AVAILABLE RECORDS →
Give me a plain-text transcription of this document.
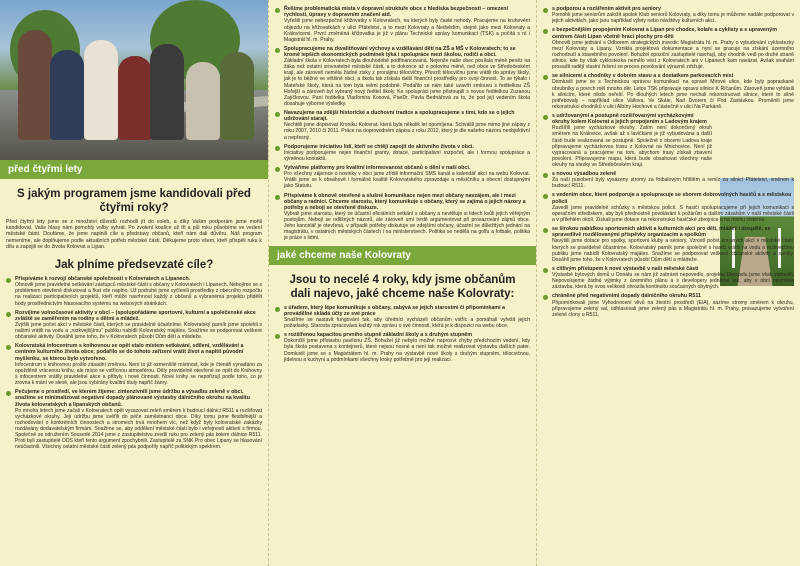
před čtyřmi lety
S jakým programem jsme kandidovali před čtyřmi roky?
Před čtyřmi lety jsme se z množství důvodů rozhodli jít do voleb, a díky Vašim podporám jsme mohli kandidovat. Vaše hlasy nám pomohly volby vyhrát. Po zvolení koalice už tři a půl roku působíme ve vedení městské části. Doufáme, že jsme naplnili cíle a představy občanů, kteří nám dali důvěru. Náš program nemeníme, ale doplňujeme podle aktuálních potřeb městské části. Děkujeme proto všem, kteří přispěli ruku k dílu a zapojili se do života Kolovrat a Lipan.
Jak plníme předsevzaté cíle?
Přispíváme k rozvoji občanské společnosti v Kolovratech a Lipanech.
Obnovili jsme pravidelné setkávání zástupců městské části s občany v Kolovratech i Lipanech. Nebojíme se s problémem otevřeně diskutovat a řkat vše naplno. Už podruhé jsme vyčlenili prostředky z obecního rozpočtu na realizaci participativních projektů, kteří může navrhnout každý z občanů a vybranéma projektu přidělit body prostřednictvím hlasovacího systému na webových stránkách.
Rozvíjíme volnočasové aktivity v obci – (spolupořádáme sportovní, kulturní a společenské akce zvláště se zaměřením na rodiny s dětmi a mládež.
Zvýšili jsme počet akcí v městské části, kterých se pravidelně účastníme. Kolovratský parník jsme spolehli s našimi vrátili na vodu a „rozkvejšíjímu" publiku nabídli Kolovratský majáles. Snažíme se podporovat veškeré občanské aktivity. Dosáhli jsme toho, že v Kolovratech působí Dům dětí a mládeže.
Kolovratská infocentrum s knihovnou se opět stalo místem setkávání, sdílení, vzdělávání a centrem kulturního života obce; podařilo se do tohoto zařízení vrátit život a napltit původní myšlenku, se kterou bylo vytvořeno.
Infocentrum s knihovnou prošlo zásadní změnou. Není to již ozmenšílé místnost, kde je čtenáři vynadáno za opožděně vrácenou knihu, ale místo se vstřícnou atmosférou. Děly pravidelně otevřené se opět do Knihovny s infocentrem vrátily pravidelné akce a přibyly i nové činnosti. Nové knihy se nepořizují podle toho, co je zrovna k mání ve slevě, ale jsou vybírány kvalitní tituly napříč žánry.
Pečujeme o prostředí, ve kterém žijeme: zintenzivnili jsme údržbu a výsadbu zeleně v obci, snažíme se minimalizovat negativní dopady plánované výstavby dálničního okruhu na kvalitu života kolovratských a lipanských občanů.
Po mnoha letech jsme začali v Kolovratech opět vysazovat zeleň směrem k budoucí dálnici R511 a rozšiřovat vycházkové okruhy. Její údržbu jsme svěřili do péče zaměstnanci obce. Díky tomu jsme flexibilnější a rozhodování o konkrétních činnostech a stromech trvá mnohem víc, než když byly kolovratské zakázky rozdávány dodavatelským firmám. Snažíme se, aby oddělení městské části bylo i veřejností aktivní s firmou. Společně se sdružením Sousedé 2014 jsme z zastupitelstvu zvedli ruku pro zelený pás kolem dálnice R511. Proti byli zastupitelé ODS kteří tento argument zpochybnili. Zastupitelé za SNK Pro obec Lipany se hlasování neúčastnili. Všechny ostatní městské části zelený pás podpořily napříč politickým spektrem.
Řešíme problematická místa v dopravní struktuře obce z hlediska bezpečnosti – omezení rychlosti, úpravy v dopravním značení atd.
Vyřešili jsme nebezpečné křižovatky v Kolovratech, na kterých byly časté nehody. Pracujeme na kruhovém objezdu na křižovatkách v ulici Přátelství, a to mezi Kolovraty a Nedvědím, stejně jako mezi Kolovraty a Královicemi. První změněná křižovatka je již v plánu Technické správy komunikací (TSK) a počítá s ní i Magistrát hl. m. Prahy.
Spolupracujeme na zkvalitňování výchovy a vzdělávání dětí na ZŠ a MŠ v Kolovratech; to se kromě lepších ekonomických podmínek týká i spolupráce mezi školou, rodiči a obcí.
Základní škola v Kolovratech byla dlouhodobě podfinancovaná. Nejenže naše obec posílala méně peněz na žáka než ostatní srovnatelné městské části, a to dokonce až o polovinu méně, než obce ve Středočeském kraji, ale zároveň neměla žádné zisky z pronájmu tělocvičny. Převzít tělocvičnu jsme vrátili do správy školy, jak je to běžné ve většině obcí, a škola tak získala další finanční prostředky pro svoji činnost. To se týkalo i Mateřské školy, která na tom byla velmi podobně. Podařilo se nám také uzavřít smlouvu s ředitelkou ZŠ Hořejší a zároveň byl vybraný nový ředitel školy. Ke spolupráci jsme přistoupili s novou ředitelkou Zuzanou Zajíčkovou. Paní ředitelka Vlaďomíra Kosová, PaeDr. Pavla Bednářová za to, že pod její vedením škola dosahuje výborné výsledky.
Navazujeme na zdější historické a duchovní tradice a spolupracujeme s tímí, kdo se o jejich udržování starají.
Nechtěli jsme dopisovat Kroniku Kolovrat, která byla několik let opomíjena. Schválili jsme mimo jiné zápisy z roku 2007, 2010 či 2011. Práce na doprovodném zápisu z roku 2012, který je dle našeho názoru neobjektivní a nepřesný.
Podporujeme iniciativu lidí, kteří se chtějí zapojit do aktivního života v obci.
Iniciativy podporujeme nejen finanční granty, dotace, participativní rozpočet, ale i formou spolupráce a výměnou kontaktů.
Vytváříme platformy pro kvalitní informovanost občanů o dění v naší obci.
Pro všechny zájemce o novinky v obci jsme zřídili informační SMS kanál a kalendář akcí na webu Kolovrat. Vrátili jsme se k obsahově i formálně kvalitě Kolovratského zpravodaje a měsíčníku a obecní dostupnými jako Statutu.
Přispíváme k obnově otevřené a slušné komunikace nejen mezi občany navzájem, ale i mezi občany a radnicí. Chceme starostu, který komunikuje s občany, který se zajímá o jejich názory a potřeby a nebojí se otevřeně diskuze.
Vybrali jsme starostu, který se účastní oficiálních setkání s občany a nevtěluje si lidech kvůli jejich věřejným postojům. Nebojí se odlišných názorů, ale zároveň umí tvrdě argumentovat při prosazování zájmů obce. Jeho kancelář je otevřená, v případě potřeby diskutuje se zdejšími občany, účastní se důležitých jednání na magistrátu, v ostatních městských částech i na ministerstvech. Politika se nedělá na golfu a fotbale, politika je práce s lidmi.
jaké chceme naše Kolovraty
Jsou to necelé 4 roky, kdy jsme občanům dali najevo, jaké chceme naše Kolovraty:
s úřadem, který lépe komunikuje s občany, zabývá se jejich starostmi či připomínkami a provádělné skládá účty ze své práce
Snažíme se nastavit fungování tak, aby úředníci vycházeli občanům vstříc a pomáhali vyřešit jejich požadavky. Starosta zpracovává každý rok zprávu o své činnosti, která je k dispozici na webu obce.
s rozšířenou kapacitou prvního stupně základní školy a s druhým stupněm
Dokončili jsme přístavbu pavilonu ZŠ. Bohužel již nebylo možné naprosvt chyby předchozím vedení, kdy byla škola postavena s kontejnerů, které nejsou nosné a není tak možné realizovat výstavbu dalších pater. Domluvili jsme se s Magistrátem hl. m. Prahy na výstavbě nové školy s druhým stupněm, tělocvičnou, jídelnou a kuchyní a podmínkami všechny kroky potřebné pro její realizaci.
s podporou a rozšířením aktivit pro seniory
Pomohli jsme seniorům založit spolek Klub seniorů Kolovraty, a díky tomu je můžeme nadále podporovat v jejich aktivitách, jako jsou například výlety nebo návštěvy kulturních akcí.
s bezpečnějším propojením Kolovrat a Lipan pro chodce, kolaře a cyklisty a s upraveným centrem části Lipan včetně hrací plochy pro děti
Obnovili jsme jednání s Odborem strategických investic Magistrátu hl. m. Prahy o vybudování cyklostezky mezi Kolovraty a Lipany. Vznikla projektová dokumentace a nyní se pracuje na získání územního rozhodnutí a stavebního povolení. Bohužel opoziční zastupitelé navrhují, aby chodník vedl po druhé straně silnice, kde by však cyklostezka nemělo vést z Kolovratech ani v Lipanech kam navázat. Avšak snahám prosadit radějí vlastní řešení se proces povolování výrazně zdržuje.
se silnicemi a chodníky v dobrém stavu a s dostatkem parkovacích míst
Domluvili jsme se s Technickou správou komunikací na opravě Mirové ulice, kde byly popraskané obrubníky a povrch měl mnoho děr. Letos TSK připravuje opravu silnice K Říčanům. Zároveň jsme vyhlásili k silnicím, které nikdo neřeší. Po dlouhých letech jsme nechali rekonstruovat silnice, které to silně potřebovaly – například ulice Vallova, Ve Skále, Nad Dvorem či Pod Zastávkou. Proměnili jsme rekonstrukci chodníků v ulici Albíny Hochové a částečně v ulici Na Parkáně.
s udržovanými a postupně rozšiřovanými vycházkovými okruhy kolem Kolovrat a jejich propojením s Ladovým krajem
Rozšířili jsme vycházkové okruhy. Zatím není dokončený okruh směrem na Královice, avšak až s lavičkami je již vybudována a další části bude realizovaná se postupně. Společně s obcemi Ladova kraje připravujeme vycházkovou trasu z Kolovrat na Mnichovice. Není již vypracovaná a pracujeme na tom, abychom trasy získali zbavení povolení. Připravujeme mapu, která bude obsahovat všechny naše okruhy na stezky ve Středočeském kraji.
s novou výsadbou zeleně
Za naši pusobení byly vysázeny stromy za fotbalovým hřištěm a remíz za silnicí Přátelství, směrem k budoucí R511.
s vedením obce, které podporuje a spolupracuje se sborem dobrovolných hasičů a s městskou policií
Zavedli jsme pravidelné schůzky s městskou policií. S hasiči spolupracujeme při jejich komunikaci s operačním střediskem, aby byli přednostně povoláváni k požárům a dalším zásahům v naší městské části a v přilehlém okolí. Získali jsme dotace na rekonstrukci hasičské zbrojnice a na novou cisternu.
se širokou nabídkou sportovních aktivit a kulturních akcí pro děti, mládež i dospělé, se spravedlivě rozdělovanými příspěvky organizacím a spolkům
Navýšili jsme dotace pro spolky, sportovní kluby a seniory. Vzrostl počet konaných akcí v městské části, kterých se pravidelně účastníme. Kolovratský parník jsme společně s hasiči vrátili na vodu a rozkvejšímu publiku jsme nabídli Kolovratský majáles. Snažíme se podporovat veškeré občanské aktivity a spolky. Dosáhli jsme toho, že v Kolovratech působí Dům dětí a mládeže.
s citlivým přístupem k nové výstavbě v naší městské části
Výstavbě bytových domů u Donátu se nám již zabránit nepovedlo, projektu Ekospolu jsme však zamezili. Nepovolujeme žádné výjimky z územního plánu a s developery jednáme tak, aby v obci nevznikla zástavba, která by svou velikostí ohrozila kontinuitu současných obytných.
chráněné před negativními dopady dálničního okruhu R511
Připomínkovali jsme Vyhodnocení vlivů na životní prostředí (EIA), sázíme stromy směrem k okruhu, připravujeme zelený val, odhlasovali jsme zelený pás a Magistrátu hl. m. Prahy, prosazujeme vytvoření zelené clony u R511.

GIVEN PROBLEM →
Gather every line from the listing above in which the word "otevřené" appears.

TASK SOLUTION →
Infocentrum s knihovnou prošlo zásadní změnou. Není to již ozmenšílé místnost, kde je čtenáři vynadáno za opožděně vrácenou knihu, ale místo se vstřícnou atmosférou. Děly pravidelně otevřené se opět do Knihovny s infocentrem vrátily pravidelné akce a přibyly i nové činnosti. Nové knihy se nepořizují podle toho, co je zrovna k mání ve slevě, ale jsou vybírány kvalitní tituly napříč žánry.
Přispíváme k obnově otevřené a slušné komunikace nejen mezi občany navzájem, ale i mezi občany a radnicí. Chceme starostu, který komunikuje s občany, který se zajímá o jejich názory a potřeby a nebojí se otevřeně diskuze.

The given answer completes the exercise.